That is the basis on which we shall continue to go forward, yes.

James Bishop, Illustrated London News

What I was saying was that these are the concerns which appear to be expressed. You have refuted them, but there are others. One is the apparent, as they would say, decline in the standard of education. The other is the Health Service.

Prime Minister

I will give you all the facts and figures.

Let us take the Health Service first.

You tell me one government that has put more into the Health Service than this one. No government has put in more in money, in real terms. No government has had a higher number of nurses; more doctors; more patients treated; and no government has given the medical services, the professions supplementary to medicine and the nurses a better pay deal. So we have more doctors, more nurses, better paid, treating more patients.

Governments do not pay - the people do.

When I came into No. 10, dividing the country into families, say, of four, you find the average family of four, the day I walked through the door here, paid every week through its taxes to the Health Service under £11 a week. It is now paying £27 a week. It has just topped £27 a week, whether it uses it or not, whether it has need to call on it that year or not.

It is the people who pay and they have lots of other demands. I might say the same family of four pays £23 a week for education [end p9] and the same family of four, on average, pays £55 a week for the great social security, for pensions, for sickness benefit, for unemployment benefit, for maternity benefit.

I am saying when people start promising things, I just start to remind them: “It is your constituents' money you are promising! Do not put your hand too deeply in their pockets! There is no point in politicians being so generous with the tax-payers' money that the ordinary person has not enough left to be generous to their own family and their own old folk and to their own hobbies and their own voluntary causes!” So that is on health.

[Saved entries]
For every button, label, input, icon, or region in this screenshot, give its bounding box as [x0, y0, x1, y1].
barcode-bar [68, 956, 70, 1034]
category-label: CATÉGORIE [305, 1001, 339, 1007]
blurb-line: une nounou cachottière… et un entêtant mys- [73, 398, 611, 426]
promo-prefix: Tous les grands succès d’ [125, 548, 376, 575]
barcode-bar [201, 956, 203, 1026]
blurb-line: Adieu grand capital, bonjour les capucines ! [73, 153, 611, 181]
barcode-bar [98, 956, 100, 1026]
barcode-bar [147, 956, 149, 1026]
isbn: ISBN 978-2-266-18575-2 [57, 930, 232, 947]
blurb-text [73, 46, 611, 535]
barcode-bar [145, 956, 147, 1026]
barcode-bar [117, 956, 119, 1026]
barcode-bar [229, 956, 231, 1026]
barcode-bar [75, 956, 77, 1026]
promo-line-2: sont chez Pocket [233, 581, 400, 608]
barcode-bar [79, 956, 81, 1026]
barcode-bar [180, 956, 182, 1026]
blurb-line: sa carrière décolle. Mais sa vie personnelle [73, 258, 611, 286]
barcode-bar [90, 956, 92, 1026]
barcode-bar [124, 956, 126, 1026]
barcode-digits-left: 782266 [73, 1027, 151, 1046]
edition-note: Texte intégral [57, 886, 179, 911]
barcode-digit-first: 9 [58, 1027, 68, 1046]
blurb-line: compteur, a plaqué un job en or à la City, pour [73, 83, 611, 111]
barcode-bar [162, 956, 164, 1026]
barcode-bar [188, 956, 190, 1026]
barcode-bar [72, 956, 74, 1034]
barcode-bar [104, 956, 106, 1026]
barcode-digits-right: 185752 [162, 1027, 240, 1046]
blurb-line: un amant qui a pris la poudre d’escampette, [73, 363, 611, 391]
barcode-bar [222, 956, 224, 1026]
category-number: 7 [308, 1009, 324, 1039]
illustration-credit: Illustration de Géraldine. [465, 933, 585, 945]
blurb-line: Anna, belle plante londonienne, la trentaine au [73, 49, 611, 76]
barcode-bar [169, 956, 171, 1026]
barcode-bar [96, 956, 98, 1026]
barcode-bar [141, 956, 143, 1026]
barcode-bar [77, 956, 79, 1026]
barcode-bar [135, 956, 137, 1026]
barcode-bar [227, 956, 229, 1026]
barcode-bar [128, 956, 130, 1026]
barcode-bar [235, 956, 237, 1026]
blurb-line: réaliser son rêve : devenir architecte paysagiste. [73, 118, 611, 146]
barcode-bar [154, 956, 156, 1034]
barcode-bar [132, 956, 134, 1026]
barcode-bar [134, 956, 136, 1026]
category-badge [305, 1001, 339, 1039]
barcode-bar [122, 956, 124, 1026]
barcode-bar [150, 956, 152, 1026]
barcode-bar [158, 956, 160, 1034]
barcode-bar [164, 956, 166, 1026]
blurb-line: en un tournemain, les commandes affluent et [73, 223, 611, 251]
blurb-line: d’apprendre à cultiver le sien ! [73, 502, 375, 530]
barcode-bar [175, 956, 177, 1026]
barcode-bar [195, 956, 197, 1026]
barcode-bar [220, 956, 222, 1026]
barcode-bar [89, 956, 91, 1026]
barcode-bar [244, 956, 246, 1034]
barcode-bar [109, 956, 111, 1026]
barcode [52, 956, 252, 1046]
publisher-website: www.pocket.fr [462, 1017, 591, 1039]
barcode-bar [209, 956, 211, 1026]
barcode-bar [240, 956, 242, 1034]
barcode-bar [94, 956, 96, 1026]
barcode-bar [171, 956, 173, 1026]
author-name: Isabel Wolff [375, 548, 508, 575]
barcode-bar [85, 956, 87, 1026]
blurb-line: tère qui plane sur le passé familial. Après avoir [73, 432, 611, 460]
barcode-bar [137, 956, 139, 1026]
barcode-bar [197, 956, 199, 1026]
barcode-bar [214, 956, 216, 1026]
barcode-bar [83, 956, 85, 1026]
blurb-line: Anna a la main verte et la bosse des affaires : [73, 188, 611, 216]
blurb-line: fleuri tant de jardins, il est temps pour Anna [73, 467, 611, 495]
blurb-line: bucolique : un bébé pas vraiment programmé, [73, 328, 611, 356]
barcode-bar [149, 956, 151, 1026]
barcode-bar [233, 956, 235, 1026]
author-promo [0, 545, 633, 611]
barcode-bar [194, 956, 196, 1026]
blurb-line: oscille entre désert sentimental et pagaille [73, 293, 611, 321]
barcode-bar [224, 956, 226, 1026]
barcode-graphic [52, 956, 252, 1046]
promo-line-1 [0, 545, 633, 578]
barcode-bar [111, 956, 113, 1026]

Explore the material »
1 - In the interview transcript, how much did the average family of four pay each week to the Health Service through its taxes when the Prime Minister came into No. 10?
2 - Reproduce word for word the part of the interview transcript between "You tell me" and "treating more patients.", inclusive.
3 - Resume the interview transcript after its final sentence.
The records come from a separate source.

Activity answers »
1 - Under £11 a week.

2 -
You tell me one government that has put more into the Health Service than this one. No government has put in more in money, in real terms. No government has had a higher number of nurses; more doctors; more patients treated; and no government has given the medical services, the professions supplementary to medicine and the nurses a better pay deal. So we have more doctors, more nurses, better paid, treating more patients.

3 -
Education: more is spent per pupil than ever before. There is a bigger proportion of teachers to pupils than ever before. The teachers are better trained, better qualified, than ever before, and you may well ask: with that record, why is it that they are not getting as good an education as we think and wish children to have? They are asking. Because it is not lack of resources, it is not lack of training of teachers, it is not lack of more teachers. On the contrary, all of that has happened, and this is why for the first time we are looking at policies which we have not looked at before. We are seeing that although some children are getting a superb education - in some local authorities children are getting a superb education and parents are very well satisfied; in others, it is just not at all good.

Look! There is an Inspectors' Report out on Brent Education. Have a look at it!

To people, education is under the local education authorities; the tax-payer, through the government, pays a considerable amount. Education is not free any more than health is free. [end p10] The tax-payer and the rate-payer pay for it, and in some cases we do not think they are getting a fair deal.

So yes, there are fundamental proposals for changing education and we have, in our last Act, put more power into the hands of parents to influence their children's education, because the parents know - and the children know - when they are not getting a good education, and we are taking powers to have a basic curriculum, because we are getting too many complaints that young people, after eleven years of compulsory education from the age of five to sixteen, are not coming out with some of the basic capabilities. Every child, no matter how average, no matter if they are comparatively slow learners, they all ought to have certain basic capabilities, certain basic abilities.

We have, again, given the teachers the best pay deal they have ever had. We really are trying to up the prestige of teachers, but for that you need their cooperation. I believe the majority of teachers are with us. They do not believe in taking it out on the children if they do not get everything they want for themselves. The majority of teachers are professional, but there are others who, I think, do not always enhance the teaching profession. A profession does not go on strike and damage the interests of the children. It just does not.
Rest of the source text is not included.